▸ **WHAT TO PRODUCE**
Every line from the one with "Extract the structured" through the end of the records below should be restated word for word, and nothing outside that span.

Records
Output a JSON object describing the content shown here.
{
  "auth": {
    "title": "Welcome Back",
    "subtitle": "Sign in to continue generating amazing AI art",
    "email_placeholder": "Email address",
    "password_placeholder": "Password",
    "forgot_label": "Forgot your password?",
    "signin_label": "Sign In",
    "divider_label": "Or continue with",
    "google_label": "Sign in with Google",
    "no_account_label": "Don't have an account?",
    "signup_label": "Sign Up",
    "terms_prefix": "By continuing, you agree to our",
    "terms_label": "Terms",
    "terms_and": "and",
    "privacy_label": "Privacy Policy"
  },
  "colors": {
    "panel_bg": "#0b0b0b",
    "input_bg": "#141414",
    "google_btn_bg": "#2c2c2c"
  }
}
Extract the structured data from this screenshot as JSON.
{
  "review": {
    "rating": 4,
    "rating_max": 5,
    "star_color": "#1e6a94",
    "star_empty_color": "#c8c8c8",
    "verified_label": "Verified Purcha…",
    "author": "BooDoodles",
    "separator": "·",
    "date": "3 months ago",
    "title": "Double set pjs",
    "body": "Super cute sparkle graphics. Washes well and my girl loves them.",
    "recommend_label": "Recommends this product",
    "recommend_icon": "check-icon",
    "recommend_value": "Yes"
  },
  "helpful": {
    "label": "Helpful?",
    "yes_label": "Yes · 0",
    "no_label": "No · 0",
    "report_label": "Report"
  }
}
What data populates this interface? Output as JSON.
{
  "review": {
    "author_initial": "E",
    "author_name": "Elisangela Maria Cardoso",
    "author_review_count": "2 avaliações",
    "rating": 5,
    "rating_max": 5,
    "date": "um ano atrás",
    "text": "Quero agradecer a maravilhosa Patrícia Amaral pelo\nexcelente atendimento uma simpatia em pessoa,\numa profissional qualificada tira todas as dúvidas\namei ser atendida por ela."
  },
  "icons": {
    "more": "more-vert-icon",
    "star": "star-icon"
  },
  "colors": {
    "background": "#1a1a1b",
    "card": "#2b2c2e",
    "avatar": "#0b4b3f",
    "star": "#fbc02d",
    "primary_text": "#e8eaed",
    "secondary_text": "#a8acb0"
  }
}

▸ **EXPECTED ANSWER**
Extract the structured data from this screenshot as JSON.
{
  "review": {
    "rating": 4,
    "rating_max": 5,
    "star_color": "#1e6a94",
    "star_empty_color": "#c8c8c8",
    "verified_label": "Verified Purcha…",
    "author": "BooDoodles",
    "separator": "·",
    "date": "3 months ago",
    "title": "Double set pjs",
    "body": "Super cute sparkle graphics. Washes well and my girl loves them.",
    "recommend_label": "Recommends this product",
    "recommend_icon": "check-icon",
    "recommend_value": "Yes"
  },
  "helpful": {
    "label": "Helpful?",
    "yes_label": "Yes · 0",
    "no_label": "No · 0",
    "report_label": "Report"
  }
}
What data populates this interface? Output as JSON.
{
  "review": {
    "author_initial": "E",
    "author_name": "Elisangela Maria Cardoso",
    "author_review_count": "2 avaliações",
    "rating": 5,
    "rating_max": 5,
    "date": "um ano atrás",
    "text": "Quero agradecer a maravilhosa Patrícia Amaral pelo\nexcelente atendimento uma simpatia em pessoa,\numa profissional qualificada tira todas as dúvidas\namei ser atendida por ela."
  },
  "icons": {
    "more": "more-vert-icon",
    "star": "star-icon"
  },
  "colors": {
    "background": "#1a1a1b",
    "card": "#2b2c2e",
    "avatar": "#0b4b3f",
    "star": "#fbc02d",
    "primary_text": "#e8eaed",
    "secondary_text": "#a8acb0"
  }
}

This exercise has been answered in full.